→ **What the task requires**: Only the number is wanted: how many lines contain "Constantinople"?

→ **Records to use**:
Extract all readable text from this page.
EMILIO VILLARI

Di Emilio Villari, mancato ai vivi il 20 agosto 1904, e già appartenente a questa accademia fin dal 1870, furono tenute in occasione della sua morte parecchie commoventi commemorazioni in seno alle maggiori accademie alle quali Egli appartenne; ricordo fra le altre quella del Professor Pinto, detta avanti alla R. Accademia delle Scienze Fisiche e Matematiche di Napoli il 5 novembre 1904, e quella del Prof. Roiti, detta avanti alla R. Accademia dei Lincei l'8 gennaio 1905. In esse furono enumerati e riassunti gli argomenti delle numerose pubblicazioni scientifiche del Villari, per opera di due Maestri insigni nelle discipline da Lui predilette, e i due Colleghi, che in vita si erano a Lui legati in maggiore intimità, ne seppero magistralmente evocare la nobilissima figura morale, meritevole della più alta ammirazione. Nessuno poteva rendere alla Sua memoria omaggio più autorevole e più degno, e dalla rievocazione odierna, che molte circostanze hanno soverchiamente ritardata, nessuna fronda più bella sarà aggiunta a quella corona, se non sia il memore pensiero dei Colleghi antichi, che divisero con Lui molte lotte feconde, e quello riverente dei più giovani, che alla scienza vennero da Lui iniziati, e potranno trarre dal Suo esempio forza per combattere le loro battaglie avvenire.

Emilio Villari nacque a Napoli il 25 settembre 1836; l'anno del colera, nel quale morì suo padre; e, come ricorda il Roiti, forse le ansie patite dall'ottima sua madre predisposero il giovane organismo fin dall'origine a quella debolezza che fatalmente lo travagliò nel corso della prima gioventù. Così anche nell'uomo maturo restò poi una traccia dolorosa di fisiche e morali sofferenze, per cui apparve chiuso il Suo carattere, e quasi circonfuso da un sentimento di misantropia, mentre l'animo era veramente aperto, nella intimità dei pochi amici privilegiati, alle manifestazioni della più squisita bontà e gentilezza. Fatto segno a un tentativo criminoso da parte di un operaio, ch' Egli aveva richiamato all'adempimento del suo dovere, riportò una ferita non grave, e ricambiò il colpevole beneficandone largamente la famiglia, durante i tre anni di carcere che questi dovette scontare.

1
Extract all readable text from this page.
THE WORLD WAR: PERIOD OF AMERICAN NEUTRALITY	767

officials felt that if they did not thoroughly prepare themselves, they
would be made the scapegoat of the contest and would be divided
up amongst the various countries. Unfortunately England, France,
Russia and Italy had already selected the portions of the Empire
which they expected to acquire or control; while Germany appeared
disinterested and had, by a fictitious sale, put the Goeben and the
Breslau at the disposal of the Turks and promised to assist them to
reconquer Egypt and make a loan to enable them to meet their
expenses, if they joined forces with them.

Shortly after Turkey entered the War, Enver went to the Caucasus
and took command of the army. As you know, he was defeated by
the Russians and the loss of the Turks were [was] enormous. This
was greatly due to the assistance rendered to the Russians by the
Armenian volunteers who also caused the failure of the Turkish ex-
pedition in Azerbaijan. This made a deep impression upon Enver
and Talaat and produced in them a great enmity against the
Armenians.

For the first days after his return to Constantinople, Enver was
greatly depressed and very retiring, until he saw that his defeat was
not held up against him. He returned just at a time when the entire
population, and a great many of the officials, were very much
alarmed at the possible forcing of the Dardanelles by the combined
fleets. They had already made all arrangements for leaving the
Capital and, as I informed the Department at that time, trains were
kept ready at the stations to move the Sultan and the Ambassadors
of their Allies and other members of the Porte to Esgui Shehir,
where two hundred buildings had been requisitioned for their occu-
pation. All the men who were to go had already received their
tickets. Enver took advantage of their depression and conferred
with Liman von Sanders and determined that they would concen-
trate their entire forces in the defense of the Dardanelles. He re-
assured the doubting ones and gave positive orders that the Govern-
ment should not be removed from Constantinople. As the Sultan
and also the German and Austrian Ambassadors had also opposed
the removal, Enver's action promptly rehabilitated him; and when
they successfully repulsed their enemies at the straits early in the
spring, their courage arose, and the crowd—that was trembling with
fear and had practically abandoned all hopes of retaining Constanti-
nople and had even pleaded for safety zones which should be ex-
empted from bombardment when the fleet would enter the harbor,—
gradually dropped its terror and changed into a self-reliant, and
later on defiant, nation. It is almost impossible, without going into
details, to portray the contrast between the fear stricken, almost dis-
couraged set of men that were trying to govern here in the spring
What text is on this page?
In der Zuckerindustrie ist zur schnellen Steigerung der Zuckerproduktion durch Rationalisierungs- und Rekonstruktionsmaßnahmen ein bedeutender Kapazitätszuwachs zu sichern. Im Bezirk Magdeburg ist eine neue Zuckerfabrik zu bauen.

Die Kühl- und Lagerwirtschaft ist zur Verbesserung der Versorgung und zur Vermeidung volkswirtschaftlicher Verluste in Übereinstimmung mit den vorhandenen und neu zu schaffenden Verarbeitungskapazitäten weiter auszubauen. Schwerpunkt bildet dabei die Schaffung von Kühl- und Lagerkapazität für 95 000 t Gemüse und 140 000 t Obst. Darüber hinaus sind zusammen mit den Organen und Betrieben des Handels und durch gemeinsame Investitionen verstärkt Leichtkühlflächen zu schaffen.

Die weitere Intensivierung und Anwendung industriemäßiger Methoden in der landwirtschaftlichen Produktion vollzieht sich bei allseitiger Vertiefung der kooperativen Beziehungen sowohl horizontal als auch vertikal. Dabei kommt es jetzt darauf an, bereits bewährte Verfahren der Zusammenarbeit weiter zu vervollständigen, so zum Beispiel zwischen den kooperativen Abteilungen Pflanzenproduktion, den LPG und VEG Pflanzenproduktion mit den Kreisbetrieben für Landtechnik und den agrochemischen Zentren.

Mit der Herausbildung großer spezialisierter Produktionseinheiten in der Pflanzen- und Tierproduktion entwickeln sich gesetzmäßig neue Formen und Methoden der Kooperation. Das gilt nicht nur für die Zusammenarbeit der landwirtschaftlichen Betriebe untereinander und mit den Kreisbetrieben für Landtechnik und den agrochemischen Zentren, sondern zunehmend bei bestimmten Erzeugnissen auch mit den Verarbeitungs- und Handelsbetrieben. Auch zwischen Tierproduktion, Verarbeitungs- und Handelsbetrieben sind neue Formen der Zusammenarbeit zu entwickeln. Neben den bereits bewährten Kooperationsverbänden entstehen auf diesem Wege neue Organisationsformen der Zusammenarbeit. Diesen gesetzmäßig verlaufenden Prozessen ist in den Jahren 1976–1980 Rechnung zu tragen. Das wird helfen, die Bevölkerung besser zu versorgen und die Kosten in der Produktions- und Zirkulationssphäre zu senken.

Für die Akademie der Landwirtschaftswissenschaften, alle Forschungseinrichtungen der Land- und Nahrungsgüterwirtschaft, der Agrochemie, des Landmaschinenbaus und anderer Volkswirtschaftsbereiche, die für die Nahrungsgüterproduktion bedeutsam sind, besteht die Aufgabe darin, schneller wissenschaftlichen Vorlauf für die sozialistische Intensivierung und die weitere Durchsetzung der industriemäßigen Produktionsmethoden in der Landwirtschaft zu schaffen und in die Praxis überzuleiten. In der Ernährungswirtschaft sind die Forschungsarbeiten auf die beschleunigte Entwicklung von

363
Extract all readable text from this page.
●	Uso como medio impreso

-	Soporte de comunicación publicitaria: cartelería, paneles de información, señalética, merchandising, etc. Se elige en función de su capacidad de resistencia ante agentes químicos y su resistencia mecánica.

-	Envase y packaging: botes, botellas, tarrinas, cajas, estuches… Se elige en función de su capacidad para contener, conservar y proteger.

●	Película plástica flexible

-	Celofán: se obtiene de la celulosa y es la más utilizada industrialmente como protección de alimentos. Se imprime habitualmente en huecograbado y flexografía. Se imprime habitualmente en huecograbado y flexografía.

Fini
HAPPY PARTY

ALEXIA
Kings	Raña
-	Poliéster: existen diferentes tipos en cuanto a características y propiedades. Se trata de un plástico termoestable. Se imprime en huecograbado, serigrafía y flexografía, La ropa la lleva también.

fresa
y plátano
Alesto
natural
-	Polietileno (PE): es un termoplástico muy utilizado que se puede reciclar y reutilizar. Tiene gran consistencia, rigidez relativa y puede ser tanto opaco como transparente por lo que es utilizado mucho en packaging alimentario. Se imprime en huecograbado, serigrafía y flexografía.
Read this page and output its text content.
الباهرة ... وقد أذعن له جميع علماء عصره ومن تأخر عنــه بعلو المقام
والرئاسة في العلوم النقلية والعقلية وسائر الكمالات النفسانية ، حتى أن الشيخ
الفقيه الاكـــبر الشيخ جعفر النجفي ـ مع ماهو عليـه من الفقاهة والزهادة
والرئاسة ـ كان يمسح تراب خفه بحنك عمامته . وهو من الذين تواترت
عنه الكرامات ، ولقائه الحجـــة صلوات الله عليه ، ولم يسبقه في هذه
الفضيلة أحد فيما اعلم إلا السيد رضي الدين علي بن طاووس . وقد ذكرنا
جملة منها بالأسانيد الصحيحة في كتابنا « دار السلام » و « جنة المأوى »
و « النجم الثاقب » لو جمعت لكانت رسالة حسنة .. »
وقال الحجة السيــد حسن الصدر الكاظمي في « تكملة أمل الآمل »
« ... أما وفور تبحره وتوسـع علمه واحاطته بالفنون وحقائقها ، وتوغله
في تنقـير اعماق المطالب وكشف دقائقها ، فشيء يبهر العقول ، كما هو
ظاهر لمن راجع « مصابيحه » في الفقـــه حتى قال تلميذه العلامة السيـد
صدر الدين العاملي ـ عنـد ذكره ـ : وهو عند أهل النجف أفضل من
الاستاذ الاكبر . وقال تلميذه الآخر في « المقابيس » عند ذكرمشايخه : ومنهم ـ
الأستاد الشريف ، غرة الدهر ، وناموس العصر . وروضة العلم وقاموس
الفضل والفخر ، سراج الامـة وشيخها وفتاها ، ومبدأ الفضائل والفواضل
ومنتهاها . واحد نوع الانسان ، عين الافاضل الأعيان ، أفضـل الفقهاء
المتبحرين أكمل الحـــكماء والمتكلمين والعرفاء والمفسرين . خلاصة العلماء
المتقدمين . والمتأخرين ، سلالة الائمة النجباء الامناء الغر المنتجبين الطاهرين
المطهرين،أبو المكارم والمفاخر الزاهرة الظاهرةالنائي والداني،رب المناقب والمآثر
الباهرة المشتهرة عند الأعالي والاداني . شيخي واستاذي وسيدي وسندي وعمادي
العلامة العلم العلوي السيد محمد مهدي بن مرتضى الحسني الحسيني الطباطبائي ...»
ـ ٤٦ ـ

→ **Answer to the task**: 2